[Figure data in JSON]
╔══

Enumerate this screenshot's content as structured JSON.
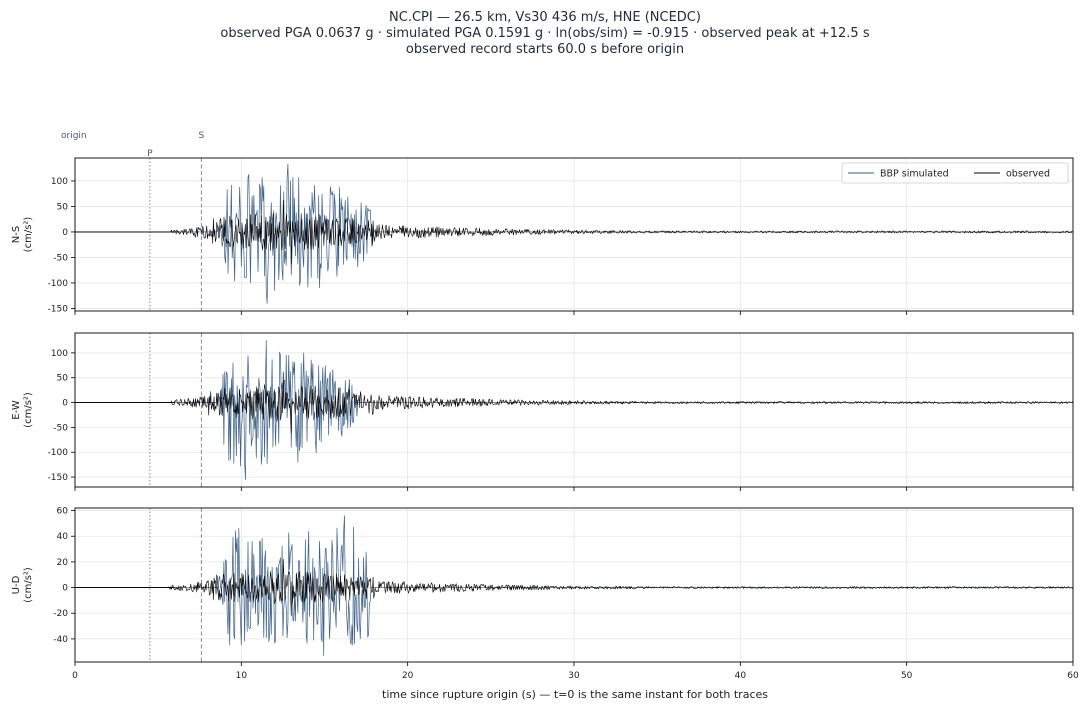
{
  "chart_data": {
    "type": "line",
    "title_lines": [
      "NC.CPI  —  26.5 km, Vs30 436 m/s, HNE (NCEDC)",
      "observed PGA 0.0637 g   ·   simulated PGA 0.1591 g   ·   ln(obs/sim) = -0.915   ·   observed peak at +12.5 s",
      "observed record starts 60.0 s before origin"
    ],
    "xlabel": "time since rupture origin (s)   —   t=0 is the same instant for both traces",
    "xlim": [
      0,
      60
    ],
    "xticks": [
      0,
      10,
      20,
      30,
      40,
      50,
      60
    ],
    "grid": true,
    "legend": {
      "placement": "top-right",
      "entries": [
        {
          "label": "BBP simulated",
          "color": "#3d5f86"
        },
        {
          "label": "observed",
          "color": "#000000"
        }
      ]
    },
    "markers": [
      {
        "label": "origin",
        "t": 0
      },
      {
        "label": "P",
        "t": 4.5,
        "style": "dotted"
      },
      {
        "label": "S",
        "t": 7.6,
        "style": "dashed"
      }
    ],
    "panels": [
      {
        "component": "N-S",
        "ylabel_line1": "N-S",
        "ylabel_line2": "(cm/s²)",
        "ylim": [
          -155,
          145
        ],
        "yticks": [
          -150,
          -100,
          -50,
          0,
          50,
          100
        ],
        "series": [
          {
            "name": "BBP simulated",
            "start": 8.5,
            "end": 18.0,
            "peak_t": 12.8,
            "max": 133,
            "min": -140
          },
          {
            "name": "observed",
            "start": 5.8,
            "end": 60.0,
            "peak_t": 12.5,
            "max": 62,
            "min": -62
          }
        ]
      },
      {
        "component": "E-W",
        "ylabel_line1": "E-W",
        "ylabel_line2": "(cm/s²)",
        "ylim": [
          -170,
          140
        ],
        "yticks": [
          -150,
          -100,
          -50,
          0,
          50,
          100
        ],
        "series": [
          {
            "name": "BBP simulated",
            "start": 8.5,
            "end": 17.0,
            "peak_t": 11.5,
            "max": 125,
            "min": -155
          },
          {
            "name": "observed",
            "start": 5.8,
            "end": 60.0,
            "peak_t": 12.5,
            "max": 62,
            "min": -62
          }
        ]
      },
      {
        "component": "U-D",
        "ylabel_line1": "U-D",
        "ylabel_line2": "(cm/s²)",
        "ylim": [
          -58,
          62
        ],
        "yticks": [
          -40,
          -20,
          0,
          20,
          40,
          60
        ],
        "series": [
          {
            "name": "BBP simulated",
            "start": 8.5,
            "end": 17.8,
            "peak_t": 16.2,
            "max": 56,
            "min": -53
          },
          {
            "name": "observed",
            "start": 5.6,
            "end": 60.0,
            "peak_t": 12.5,
            "max": 22,
            "min": -22
          }
        ]
      }
    ]
  }
}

╚══

* **Description of the task**: Copy out each line of the listing that holds "component".

* **Task solution**:
        "component": "N-S",
        "component": "E-W",
        "component": "U-D",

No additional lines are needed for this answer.